## [Stated goal]
Scan the material for the word "Association", and copy each line where it shows up.

## [Data for this exercise]
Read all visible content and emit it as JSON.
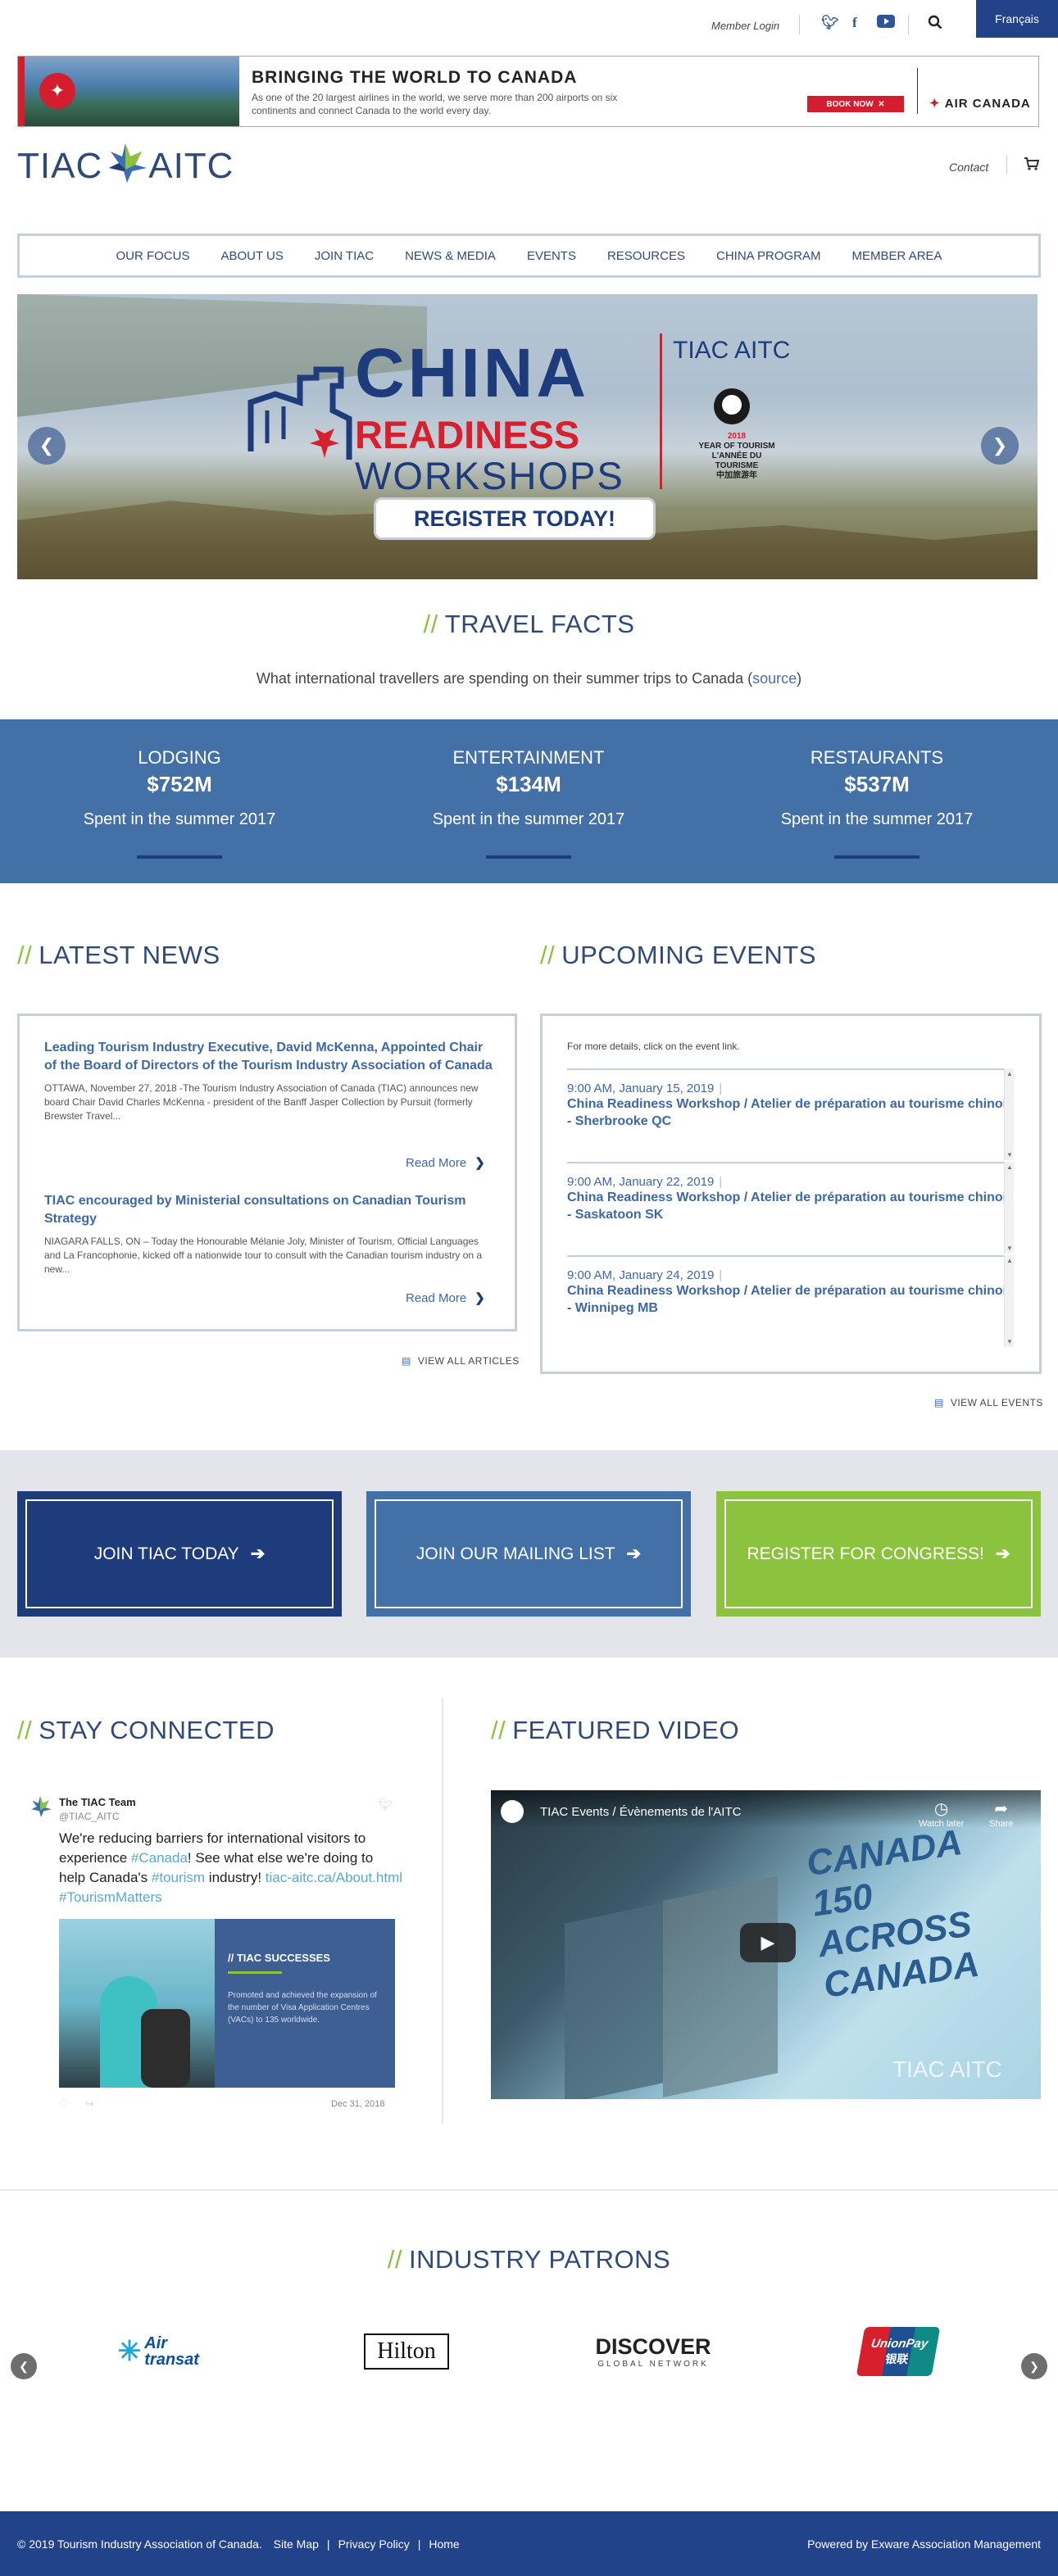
{
  "topbar": {
    "member_login": "Member Login",
    "language": "Français"
  },
  "ad": {
    "headline": "BRINGING THE WORLD TO CANADA",
    "subtext": "As one of the 20 largest airlines in the world, we serve more than 200 airports on six continents and connect Canada to the world every day.",
    "cta": "BOOK NOW",
    "brand": "AIR CANADA"
  },
  "logo": {
    "left": "TIAC",
    "right": "AITC"
  },
  "header": {
    "contact": "Contact"
  },
  "nav": [
    "OUR FOCUS",
    "ABOUT US",
    "JOIN TIAC",
    "NEWS & MEDIA",
    "EVENTS",
    "RESOURCES",
    "CHINA PROGRAM",
    "MEMBER AREA"
  ],
  "hero": {
    "line1": "CHINA",
    "line2": "READINESS",
    "line3": "WORKSHOPS",
    "logo": "TIAC AITC",
    "year_line1": "2018",
    "year_line2": "YEAR OF TOURISM",
    "year_line3": "L'ANNÉE DU TOURISME",
    "year_line4": "中加旅游年",
    "register": "REGISTER TODAY!"
  },
  "travel_facts": {
    "title": "TRAVEL FACTS",
    "intro": "What international travellers are spending on their summer trips to Canada (",
    "source_link": "source",
    "intro_end": ")",
    "facts": [
      {
        "label": "LODGING",
        "value": "$752M",
        "note": "Spent in the summer 2017"
      },
      {
        "label": "ENTERTAINMENT",
        "value": "$134M",
        "note": "Spent in the summer 2017"
      },
      {
        "label": "RESTAURANTS",
        "value": "$537M",
        "note": "Spent in the summer 2017"
      }
    ]
  },
  "news": {
    "title": "LATEST NEWS",
    "items": [
      {
        "title": "Leading Tourism Industry Executive, David McKenna, Appointed Chair of the Board of Directors of the Tourism Industry Association of Canada",
        "body": "OTTAWA, November 27, 2018 -The Tourism Industry Association of Canada (TIAC) announces new board Chair David Charles McKenna - president of the Banff Jasper Collection by Pursuit (formerly Brewster Travel..."
      },
      {
        "title": "TIAC encouraged by Ministerial consultations on Canadian Tourism Strategy",
        "body": "NIAGARA FALLS, ON – Today the Honourable Mélanie Joly, Minister of Tourism, Official Languages and La Francophonie, kicked off a nationwide tour to consult with the Canadian tourism industry on a new..."
      }
    ],
    "read_more": "Read More",
    "view_all": "VIEW ALL ARTICLES"
  },
  "events": {
    "title": "UPCOMING EVENTS",
    "note": "For more details, click on the event link.",
    "items": [
      {
        "time": "9:00 AM, January 15, 2019",
        "title": "China Readiness Workshop / Atelier de préparation au tourisme chinois - Sherbrooke QC"
      },
      {
        "time": "9:00 AM, January 22, 2019",
        "title": "China Readiness Workshop / Atelier de préparation au tourisme chinois - Saskatoon SK"
      },
      {
        "time": "9:00 AM, January 24, 2019",
        "title": "China Readiness Workshop / Atelier de préparation au tourisme chinois - Winnipeg MB"
      }
    ],
    "view_all": "VIEW ALL EVENTS"
  },
  "cta": [
    {
      "label": "JOIN TIAC TODAY",
      "color": "#1e3c7b"
    },
    {
      "label": "JOIN OUR MAILING LIST",
      "color": "#4470a8"
    },
    {
      "label": "REGISTER FOR CONGRESS!",
      "color": "#8bc33f"
    }
  ],
  "stay_connected": {
    "title": "STAY CONNECTED",
    "tweet": {
      "name": "The TIAC Team",
      "handle": "@TIAC_AITC",
      "text_1": "We're reducing barriers for international visitors to experience ",
      "tag_canada": "#Canada",
      "text_2": "! See what else we're doing to help Canada's ",
      "tag_tourism": "#tourism",
      "text_3": " industry! ",
      "link": "tiac-aitc.ca/About.html",
      "tag_matters": "#TourismMatters",
      "card_title": "// TIAC SUCCESSES",
      "card_body": "Promoted and achieved the expansion of the number of Visa Application Centres (VACs) to 135 worldwide.",
      "date": "Dec 31, 2018"
    }
  },
  "featured_video": {
    "title": "FEATURED VIDEO",
    "video_title": "TIAC Events / Évènements de l'AITC",
    "watch_later": "Watch later",
    "share": "Share",
    "overlay_text": "CANADA 150 ACROSS CANADA",
    "watermark": "TIAC AITC"
  },
  "patrons": {
    "title": "INDUSTRY PATRONS",
    "logos": [
      "Air transat",
      "Hilton",
      "DISCOVER",
      "GLOBAL NETWORK",
      "UnionPay",
      "银联"
    ]
  },
  "footer": {
    "copyright": "© 2019 Tourism Industry Association of Canada.",
    "links": [
      "Site Map",
      "Privacy Policy",
      "Home"
    ],
    "powered": "Powered by Exware Association Management"
  }
}
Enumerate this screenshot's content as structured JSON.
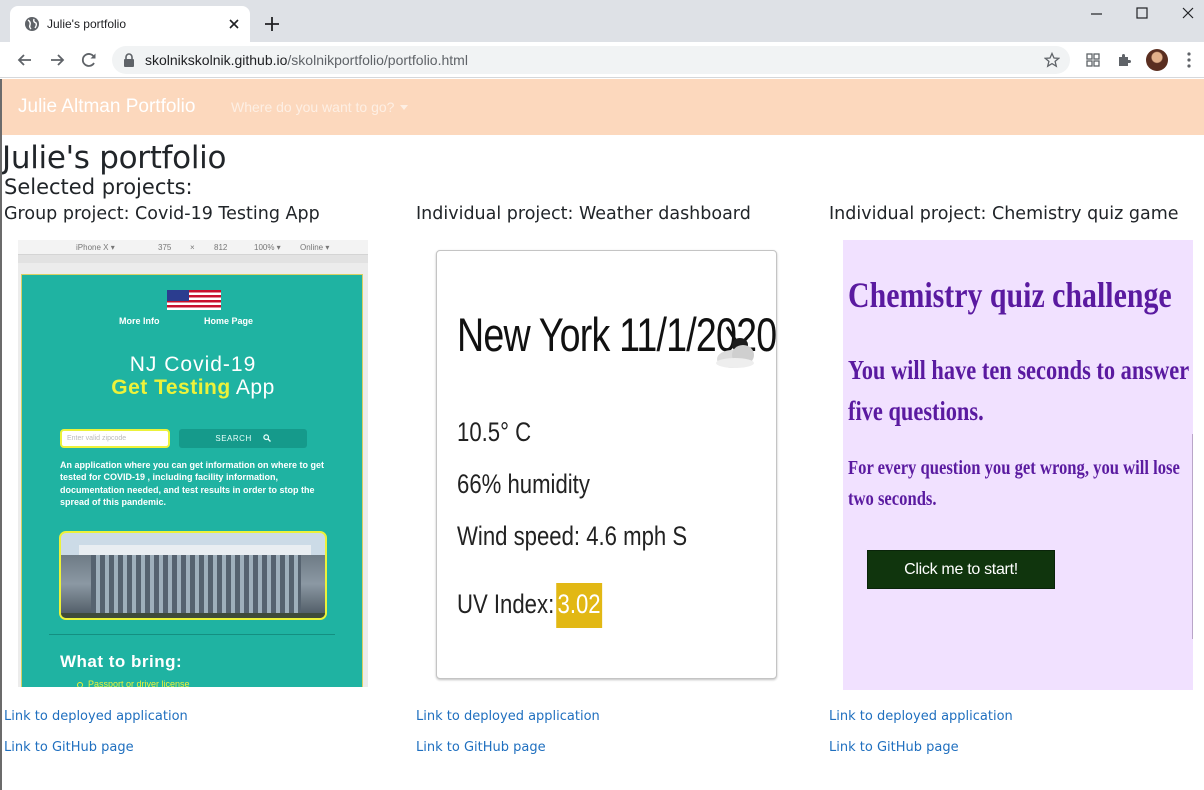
{
  "browser": {
    "tab_title": "Julie's portfolio",
    "url_host": "skolnikskolnik.github.io",
    "url_path": "/skolnikportfolio/portfolio.html"
  },
  "navbar": {
    "brand": "Julie Altman Portfolio",
    "dropdown_label": "Where do you want to go?",
    "background_color": "#fcd8bd"
  },
  "page": {
    "title": "Julie's portfolio",
    "subtitle": "Selected projects:"
  },
  "projects": [
    {
      "title": "Group project: Covid-19 Testing App",
      "deployed_link": "Link to deployed application",
      "github_link": "Link to GitHub page",
      "screenshot": {
        "devtools_bar": [
          "iPhone X ▾",
          "375",
          "×",
          "812",
          "100% ▾",
          "Online ▾"
        ],
        "nav_links": [
          "More Info",
          "Home Page"
        ],
        "title_line1": "NJ Covid-19",
        "title_highlight": "Get Testing",
        "title_rest": " App",
        "input_placeholder": "Enter valid zipcode",
        "search_label": "SEARCH",
        "description": "An application where you can get information on where to get tested for COVID-19 , including facility information, documentation needed, and test results in order to stop the spread of this pandemic.",
        "section_heading": "What to bring:",
        "list_item": "Passport or driver license",
        "accent_color": "#1fb3a2"
      }
    },
    {
      "title": "Individual project: Weather dashboard",
      "deployed_link": "Link to deployed application",
      "github_link": "Link to GitHub page",
      "screenshot": {
        "city_date": "New York 11/1/2020",
        "weather_icon": "cloud-icon",
        "temperature": "10.5° C",
        "humidity": "66% humidity",
        "wind": "Wind speed: 4.6 mph S",
        "uv_label": "UV Index:",
        "uv_value": "3.02",
        "uv_color": "#e2b814"
      }
    },
    {
      "title": "Individual project: Chemistry quiz game",
      "deployed_link": "Link to deployed application",
      "github_link": "Link to GitHub page",
      "screenshot": {
        "heading": "Chemistry quiz challenge",
        "paragraph1": "You will have ten seconds to answer five questions.",
        "paragraph2": "For every question you get wrong, you will lose two seconds.",
        "start_button": "Click me to start!",
        "text_color": "#5a1aa0",
        "background_color": "#f1e1ff"
      }
    }
  ]
}
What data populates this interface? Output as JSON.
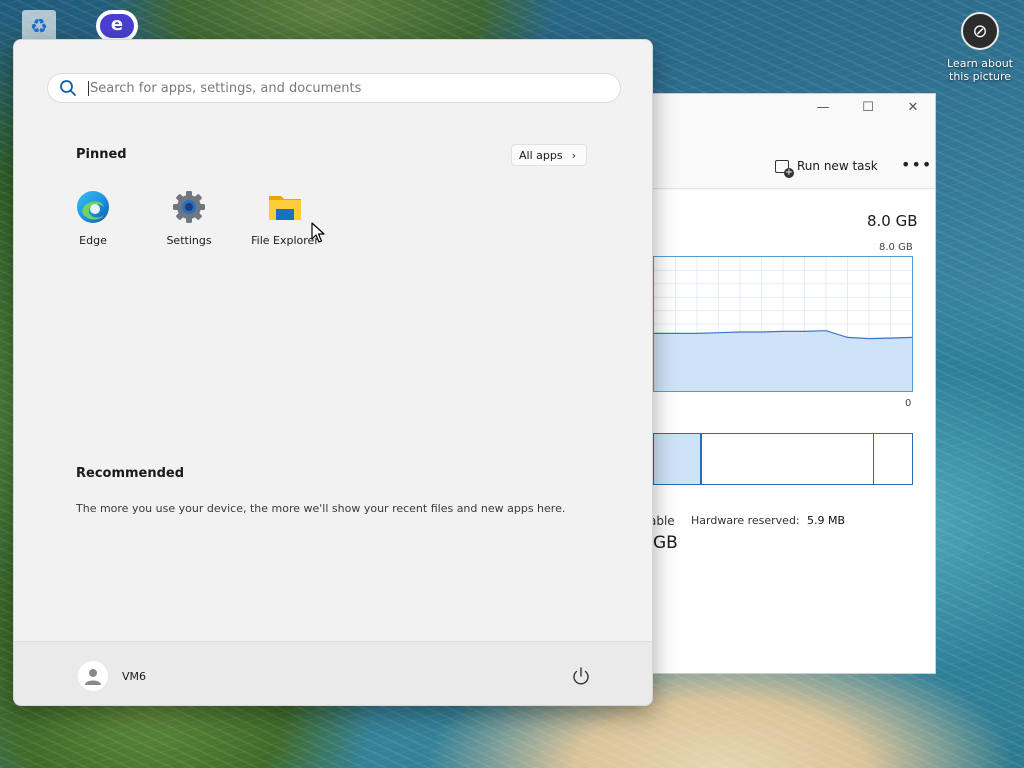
{
  "desktop": {
    "icons": [
      {
        "name": "recycle-bin",
        "icon": "recycle-icon"
      },
      {
        "name": "edge-shortcut",
        "icon": "edge-icon"
      }
    ],
    "learn_widget": {
      "icon": "camera-icon",
      "label": "Learn about this picture"
    }
  },
  "task_manager": {
    "controls": {
      "minimize": "—",
      "maximize": "☐",
      "close": "✕"
    },
    "toolbar": {
      "run_new_task": "Run new task",
      "more": "•••"
    },
    "memory": {
      "total": "8.0 GB",
      "graph_max": "8.0 GB",
      "graph_min": "0",
      "available_fragment": "able",
      "hardware_reserved_label": "Hardware reserved:",
      "hardware_reserved_value": "5.9 MB",
      "gb_fragment": "GB",
      "usage_history": [
        0.43,
        0.43,
        0.43,
        0.435,
        0.44,
        0.44,
        0.445,
        0.445,
        0.45,
        0.4,
        0.39,
        0.395,
        0.4
      ]
    }
  },
  "start_menu": {
    "search": {
      "placeholder": "Search for apps, settings, and documents",
      "value": ""
    },
    "pinned": {
      "title": "Pinned",
      "all_apps_label": "All apps",
      "apps": [
        {
          "label": "Edge",
          "icon": "edge-icon"
        },
        {
          "label": "Settings",
          "icon": "gear-icon"
        },
        {
          "label": "File Explorer",
          "icon": "folder-icon"
        }
      ]
    },
    "recommended": {
      "title": "Recommended",
      "text": "The more you use your device, the more we'll show your recent files and new apps here."
    },
    "user": {
      "name": "VM6",
      "icon": "user-icon"
    },
    "power": {
      "icon": "power-icon"
    }
  },
  "colors": {
    "accent": "#0067c0",
    "graph_line": "#3a78c2",
    "graph_fill": "#cfe3f8"
  }
}
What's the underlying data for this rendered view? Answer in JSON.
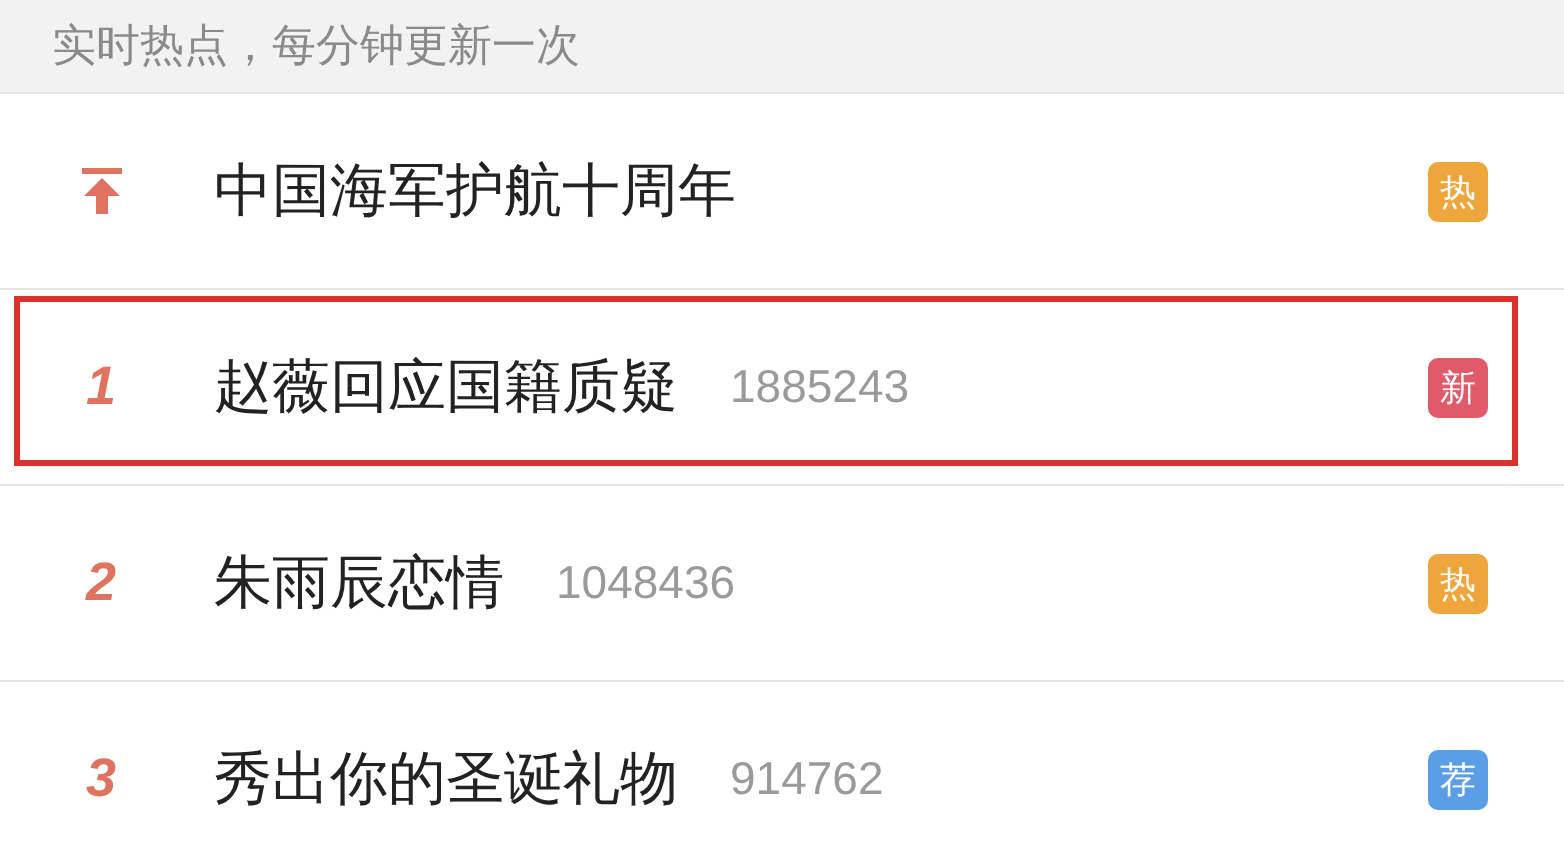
{
  "header": {
    "text": "实时热点，每分钟更新一次"
  },
  "items": [
    {
      "kind": "pinned",
      "title": "中国海军护航十周年",
      "badge": "热",
      "color": "#eea63c",
      "highlighted": false
    },
    {
      "kind": "ranked",
      "rank": "1",
      "title": "赵薇回应国籍质疑",
      "count": "1885243",
      "badge": "新",
      "color": "#e05a6a",
      "highlighted": true
    },
    {
      "kind": "ranked",
      "rank": "2",
      "title": "朱雨辰恋情",
      "count": "1048436",
      "badge": "热",
      "color": "#eea63c",
      "highlighted": false
    },
    {
      "kind": "ranked",
      "rank": "3",
      "title": "秀出你的圣诞礼物",
      "count": "914762",
      "badge": "荐",
      "color": "#5a9fe6",
      "highlighted": false
    }
  ]
}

## [Solution to the exercise]
        "title": "Leading Tourism Industry Executive, David McKenna, Appointed Chair of the Board of Directors of the Tourism Industry Association of Canada",
        "body": "OTTAWA, November 27, 2018 -The Tourism Industry Association of Canada (TIAC) announces new board Chair David Charles McKenna - president of the Banff Jasper Collection by Pursuit (formerly Brewster Travel..."
    "copyright": "© 2019 Tourism Industry Association of Canada.",
    "powered": "Powered by Exware Association Management"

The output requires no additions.